Source text.
President Emmanuel Macron tweeted on Monday saying he and Trump had had a “great discussion” about France’s proposal for a digital tax. “We will work together on a good agreement to avoid tariff escalation,” he added.
Great discussion with @realDonaldTrump on digital tax. We will work together on a good agreement to avoid tariff escalation.
— Emmanuel Macron (@EmmanuelMacron) January 20, 2020
Trump responded to the tweet with just the word “Excellent!”
France passed a bill in July 2019 which would impose a 3% tax on any revenue made by large digital companies operating in France such as Google, Facebook, and Amazon, exacting roughly €500 million, ($US563 million) per year.
The major US tech firms have been criticised for arrangements that minimise their tax payouts in Europe by channeling sales through low-tax regimes like Luxembourg.

(Saved entries)

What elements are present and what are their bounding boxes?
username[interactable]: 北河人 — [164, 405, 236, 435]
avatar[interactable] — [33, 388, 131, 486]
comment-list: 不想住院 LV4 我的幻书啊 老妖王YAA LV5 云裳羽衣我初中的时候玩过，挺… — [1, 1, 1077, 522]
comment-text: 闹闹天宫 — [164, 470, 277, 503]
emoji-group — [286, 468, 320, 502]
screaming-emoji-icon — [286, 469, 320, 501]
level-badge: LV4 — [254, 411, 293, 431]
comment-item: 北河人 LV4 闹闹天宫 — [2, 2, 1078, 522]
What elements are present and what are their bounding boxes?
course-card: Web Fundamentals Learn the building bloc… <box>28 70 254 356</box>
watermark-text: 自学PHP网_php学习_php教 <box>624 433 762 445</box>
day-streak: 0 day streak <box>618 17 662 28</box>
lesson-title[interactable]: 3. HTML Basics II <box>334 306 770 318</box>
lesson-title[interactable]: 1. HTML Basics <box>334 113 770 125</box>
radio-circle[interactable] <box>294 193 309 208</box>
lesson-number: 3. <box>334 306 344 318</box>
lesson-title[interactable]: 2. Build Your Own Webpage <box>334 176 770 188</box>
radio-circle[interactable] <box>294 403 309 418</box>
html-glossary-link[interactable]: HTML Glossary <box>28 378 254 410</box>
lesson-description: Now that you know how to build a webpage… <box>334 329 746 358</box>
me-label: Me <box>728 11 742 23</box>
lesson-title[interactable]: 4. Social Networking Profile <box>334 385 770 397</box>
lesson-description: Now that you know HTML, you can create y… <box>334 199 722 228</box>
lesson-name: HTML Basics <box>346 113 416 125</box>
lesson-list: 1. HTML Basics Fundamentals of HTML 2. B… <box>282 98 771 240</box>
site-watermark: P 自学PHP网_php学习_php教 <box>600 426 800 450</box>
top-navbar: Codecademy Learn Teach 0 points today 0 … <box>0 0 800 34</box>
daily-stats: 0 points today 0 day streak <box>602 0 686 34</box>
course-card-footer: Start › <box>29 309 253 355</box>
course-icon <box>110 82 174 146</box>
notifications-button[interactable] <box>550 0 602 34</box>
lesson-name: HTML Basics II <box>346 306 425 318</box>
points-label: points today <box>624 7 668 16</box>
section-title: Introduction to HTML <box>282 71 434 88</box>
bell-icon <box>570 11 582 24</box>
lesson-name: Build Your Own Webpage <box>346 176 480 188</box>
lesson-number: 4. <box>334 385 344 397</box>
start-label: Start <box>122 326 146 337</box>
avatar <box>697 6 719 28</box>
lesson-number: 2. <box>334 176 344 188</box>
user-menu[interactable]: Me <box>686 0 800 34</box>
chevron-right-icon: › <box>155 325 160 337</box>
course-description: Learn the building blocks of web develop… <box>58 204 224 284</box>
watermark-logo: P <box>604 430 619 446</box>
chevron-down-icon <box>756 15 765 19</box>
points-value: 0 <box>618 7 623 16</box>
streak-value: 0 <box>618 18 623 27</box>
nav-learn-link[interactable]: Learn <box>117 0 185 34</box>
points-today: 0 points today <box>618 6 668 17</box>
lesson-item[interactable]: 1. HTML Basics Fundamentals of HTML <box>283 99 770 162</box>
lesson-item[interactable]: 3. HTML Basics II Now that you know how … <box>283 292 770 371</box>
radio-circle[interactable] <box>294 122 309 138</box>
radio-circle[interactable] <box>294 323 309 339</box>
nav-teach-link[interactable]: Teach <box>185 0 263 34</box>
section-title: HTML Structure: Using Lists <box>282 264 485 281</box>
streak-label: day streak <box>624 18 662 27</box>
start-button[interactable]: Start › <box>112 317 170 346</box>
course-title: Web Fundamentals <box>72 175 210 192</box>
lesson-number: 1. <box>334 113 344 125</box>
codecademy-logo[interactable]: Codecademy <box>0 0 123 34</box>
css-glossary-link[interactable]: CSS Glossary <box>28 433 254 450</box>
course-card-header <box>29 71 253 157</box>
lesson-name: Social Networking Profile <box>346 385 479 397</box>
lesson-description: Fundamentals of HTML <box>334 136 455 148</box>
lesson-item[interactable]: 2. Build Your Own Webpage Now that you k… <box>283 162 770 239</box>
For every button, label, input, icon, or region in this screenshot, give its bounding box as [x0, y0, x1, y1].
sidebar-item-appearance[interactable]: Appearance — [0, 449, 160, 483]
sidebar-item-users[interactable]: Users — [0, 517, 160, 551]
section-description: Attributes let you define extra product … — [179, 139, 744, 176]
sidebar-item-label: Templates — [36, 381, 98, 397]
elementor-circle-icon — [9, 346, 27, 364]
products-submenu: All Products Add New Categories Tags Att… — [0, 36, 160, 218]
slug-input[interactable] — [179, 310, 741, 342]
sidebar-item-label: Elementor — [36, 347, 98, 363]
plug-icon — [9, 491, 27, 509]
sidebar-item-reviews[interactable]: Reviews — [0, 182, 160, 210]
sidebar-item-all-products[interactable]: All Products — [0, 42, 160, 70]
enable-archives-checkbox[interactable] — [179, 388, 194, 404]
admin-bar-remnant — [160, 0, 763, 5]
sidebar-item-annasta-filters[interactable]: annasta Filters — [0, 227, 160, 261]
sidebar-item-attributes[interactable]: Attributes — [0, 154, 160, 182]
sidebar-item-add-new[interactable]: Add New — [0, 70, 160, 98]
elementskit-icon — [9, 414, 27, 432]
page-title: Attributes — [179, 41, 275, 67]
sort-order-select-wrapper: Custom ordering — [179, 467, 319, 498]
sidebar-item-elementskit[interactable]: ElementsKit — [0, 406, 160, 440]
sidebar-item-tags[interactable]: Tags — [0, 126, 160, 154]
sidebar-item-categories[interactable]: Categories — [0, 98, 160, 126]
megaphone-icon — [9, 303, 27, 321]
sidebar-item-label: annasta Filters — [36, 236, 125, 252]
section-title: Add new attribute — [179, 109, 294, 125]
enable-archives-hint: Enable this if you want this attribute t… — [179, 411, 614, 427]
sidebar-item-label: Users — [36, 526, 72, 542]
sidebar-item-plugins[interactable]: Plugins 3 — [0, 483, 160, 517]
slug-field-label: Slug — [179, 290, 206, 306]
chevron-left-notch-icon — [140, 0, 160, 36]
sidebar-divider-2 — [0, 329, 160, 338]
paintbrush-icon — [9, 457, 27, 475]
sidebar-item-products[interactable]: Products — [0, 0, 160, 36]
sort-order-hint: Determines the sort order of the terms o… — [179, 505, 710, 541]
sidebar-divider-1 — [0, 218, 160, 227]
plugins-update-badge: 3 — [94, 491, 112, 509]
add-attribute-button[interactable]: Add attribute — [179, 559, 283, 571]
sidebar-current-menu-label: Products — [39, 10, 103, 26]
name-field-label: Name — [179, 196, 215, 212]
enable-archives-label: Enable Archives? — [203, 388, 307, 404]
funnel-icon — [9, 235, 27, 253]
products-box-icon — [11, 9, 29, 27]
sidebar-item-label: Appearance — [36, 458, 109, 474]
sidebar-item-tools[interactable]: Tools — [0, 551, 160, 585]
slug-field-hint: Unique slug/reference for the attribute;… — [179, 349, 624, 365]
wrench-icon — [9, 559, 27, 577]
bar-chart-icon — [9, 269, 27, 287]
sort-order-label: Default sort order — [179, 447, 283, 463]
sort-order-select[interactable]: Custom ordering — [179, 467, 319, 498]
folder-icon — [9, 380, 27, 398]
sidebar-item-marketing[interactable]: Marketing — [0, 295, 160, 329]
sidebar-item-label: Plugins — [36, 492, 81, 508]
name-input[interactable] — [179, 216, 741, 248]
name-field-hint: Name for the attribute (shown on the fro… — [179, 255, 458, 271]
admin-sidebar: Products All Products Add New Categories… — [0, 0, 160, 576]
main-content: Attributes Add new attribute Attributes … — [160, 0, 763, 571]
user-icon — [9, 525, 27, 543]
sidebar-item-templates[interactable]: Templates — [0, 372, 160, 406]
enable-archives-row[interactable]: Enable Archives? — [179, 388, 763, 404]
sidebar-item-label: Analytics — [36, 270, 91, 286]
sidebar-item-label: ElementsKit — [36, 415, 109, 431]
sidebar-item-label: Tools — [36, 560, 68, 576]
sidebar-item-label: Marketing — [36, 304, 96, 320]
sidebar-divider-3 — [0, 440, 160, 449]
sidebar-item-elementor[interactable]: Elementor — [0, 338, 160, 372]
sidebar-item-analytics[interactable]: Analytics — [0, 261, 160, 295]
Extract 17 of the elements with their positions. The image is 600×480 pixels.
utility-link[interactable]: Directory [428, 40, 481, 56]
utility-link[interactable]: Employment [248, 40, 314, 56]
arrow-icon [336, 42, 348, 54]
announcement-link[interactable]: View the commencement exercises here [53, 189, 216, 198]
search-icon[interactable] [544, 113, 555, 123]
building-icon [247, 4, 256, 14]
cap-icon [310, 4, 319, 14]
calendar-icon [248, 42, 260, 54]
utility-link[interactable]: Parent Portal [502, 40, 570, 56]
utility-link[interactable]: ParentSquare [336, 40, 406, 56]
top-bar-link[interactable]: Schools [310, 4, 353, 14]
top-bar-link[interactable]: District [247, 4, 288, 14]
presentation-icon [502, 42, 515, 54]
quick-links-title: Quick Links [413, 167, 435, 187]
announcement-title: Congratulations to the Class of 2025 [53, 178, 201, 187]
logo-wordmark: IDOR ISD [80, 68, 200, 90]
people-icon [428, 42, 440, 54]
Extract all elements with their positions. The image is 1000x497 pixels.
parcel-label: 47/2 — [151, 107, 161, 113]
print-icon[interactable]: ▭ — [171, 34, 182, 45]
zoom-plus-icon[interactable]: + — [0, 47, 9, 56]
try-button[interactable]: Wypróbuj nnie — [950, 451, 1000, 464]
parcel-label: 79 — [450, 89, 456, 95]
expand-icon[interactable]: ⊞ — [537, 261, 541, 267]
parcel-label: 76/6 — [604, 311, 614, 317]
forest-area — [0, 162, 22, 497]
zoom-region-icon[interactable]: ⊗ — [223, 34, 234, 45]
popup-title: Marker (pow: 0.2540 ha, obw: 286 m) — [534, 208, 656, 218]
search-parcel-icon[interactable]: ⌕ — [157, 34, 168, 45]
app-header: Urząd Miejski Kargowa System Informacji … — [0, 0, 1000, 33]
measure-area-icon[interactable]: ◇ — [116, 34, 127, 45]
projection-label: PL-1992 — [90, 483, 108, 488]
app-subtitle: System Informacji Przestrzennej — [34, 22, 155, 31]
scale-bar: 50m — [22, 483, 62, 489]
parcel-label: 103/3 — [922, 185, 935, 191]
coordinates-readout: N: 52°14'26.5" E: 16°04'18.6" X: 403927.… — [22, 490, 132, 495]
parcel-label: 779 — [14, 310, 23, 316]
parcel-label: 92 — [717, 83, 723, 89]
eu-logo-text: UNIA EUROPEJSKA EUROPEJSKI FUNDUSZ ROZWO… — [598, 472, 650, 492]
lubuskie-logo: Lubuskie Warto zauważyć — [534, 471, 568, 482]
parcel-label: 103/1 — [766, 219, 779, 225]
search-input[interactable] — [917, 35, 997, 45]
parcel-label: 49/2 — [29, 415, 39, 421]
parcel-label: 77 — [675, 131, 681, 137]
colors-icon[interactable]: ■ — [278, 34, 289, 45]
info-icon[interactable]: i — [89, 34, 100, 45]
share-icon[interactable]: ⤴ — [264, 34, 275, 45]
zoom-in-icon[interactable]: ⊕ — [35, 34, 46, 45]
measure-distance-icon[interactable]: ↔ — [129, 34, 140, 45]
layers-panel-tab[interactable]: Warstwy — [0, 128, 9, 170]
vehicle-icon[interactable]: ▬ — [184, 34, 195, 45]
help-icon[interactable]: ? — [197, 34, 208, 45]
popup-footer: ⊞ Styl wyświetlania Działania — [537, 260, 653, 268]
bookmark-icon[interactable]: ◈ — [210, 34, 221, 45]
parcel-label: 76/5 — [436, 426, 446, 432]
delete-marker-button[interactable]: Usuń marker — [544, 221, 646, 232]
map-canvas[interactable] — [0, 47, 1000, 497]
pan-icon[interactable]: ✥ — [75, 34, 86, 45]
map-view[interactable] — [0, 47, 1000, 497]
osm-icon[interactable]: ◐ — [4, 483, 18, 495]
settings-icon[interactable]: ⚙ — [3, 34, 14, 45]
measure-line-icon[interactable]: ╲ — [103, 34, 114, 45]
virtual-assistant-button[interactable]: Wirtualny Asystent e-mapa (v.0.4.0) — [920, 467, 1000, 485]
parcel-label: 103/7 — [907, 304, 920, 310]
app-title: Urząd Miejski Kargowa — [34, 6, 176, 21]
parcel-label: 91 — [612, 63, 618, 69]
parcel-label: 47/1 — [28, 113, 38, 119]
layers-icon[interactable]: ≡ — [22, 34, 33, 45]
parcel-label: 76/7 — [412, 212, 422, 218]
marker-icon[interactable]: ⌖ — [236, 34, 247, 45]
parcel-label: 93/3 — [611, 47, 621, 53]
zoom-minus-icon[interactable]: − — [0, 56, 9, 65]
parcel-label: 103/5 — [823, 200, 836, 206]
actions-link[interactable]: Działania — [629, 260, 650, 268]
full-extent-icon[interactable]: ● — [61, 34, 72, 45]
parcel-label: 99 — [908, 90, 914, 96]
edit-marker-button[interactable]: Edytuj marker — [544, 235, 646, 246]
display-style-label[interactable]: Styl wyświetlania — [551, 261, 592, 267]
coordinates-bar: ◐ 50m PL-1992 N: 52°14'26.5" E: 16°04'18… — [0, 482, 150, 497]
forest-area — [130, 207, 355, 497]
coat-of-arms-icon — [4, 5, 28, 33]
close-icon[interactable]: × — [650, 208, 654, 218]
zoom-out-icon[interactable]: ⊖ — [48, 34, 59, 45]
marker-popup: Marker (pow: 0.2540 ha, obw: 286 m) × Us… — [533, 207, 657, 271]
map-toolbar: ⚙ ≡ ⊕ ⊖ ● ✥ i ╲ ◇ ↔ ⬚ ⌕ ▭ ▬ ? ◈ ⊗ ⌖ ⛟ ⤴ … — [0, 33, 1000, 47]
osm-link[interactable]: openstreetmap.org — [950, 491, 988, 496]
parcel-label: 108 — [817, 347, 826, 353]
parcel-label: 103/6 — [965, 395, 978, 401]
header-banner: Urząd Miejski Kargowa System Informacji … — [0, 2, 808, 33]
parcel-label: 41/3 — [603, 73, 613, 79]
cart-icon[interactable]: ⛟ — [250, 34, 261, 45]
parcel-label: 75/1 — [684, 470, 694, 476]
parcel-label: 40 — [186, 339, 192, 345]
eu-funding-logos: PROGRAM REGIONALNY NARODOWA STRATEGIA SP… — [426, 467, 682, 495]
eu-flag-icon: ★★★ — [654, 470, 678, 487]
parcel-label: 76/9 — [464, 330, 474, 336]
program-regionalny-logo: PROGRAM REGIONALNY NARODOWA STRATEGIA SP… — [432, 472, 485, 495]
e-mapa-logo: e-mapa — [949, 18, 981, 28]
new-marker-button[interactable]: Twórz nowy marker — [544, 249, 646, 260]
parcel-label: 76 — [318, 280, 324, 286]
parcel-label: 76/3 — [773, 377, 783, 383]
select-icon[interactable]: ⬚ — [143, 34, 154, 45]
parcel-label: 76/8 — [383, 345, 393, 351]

Questions on the material.
a) List the companies the digital tax text names as examples of large digital companies operating in France.
b) Continue the digital tax article from where it stops.

Responses in order.
a) Google, Facebook, Amazon

b)
The Trump administration responded aggressively to France’s plans for the tax, immediately ordering an investigation into whether it was discriminatory against US companies and threatening to levy retaliatory tariffs on French goods like wine, cheese, and champagne.
Bloomberg reports that following Macron and Trump’s discussion neither country will impose tariffs this year, although White House officials would not confirm whether tariffs had been permanently shelved.
French finance minister Bruno Le Maire told reporters in Brussels prior to the meeting the digital tax remains a “difficult negotiation.”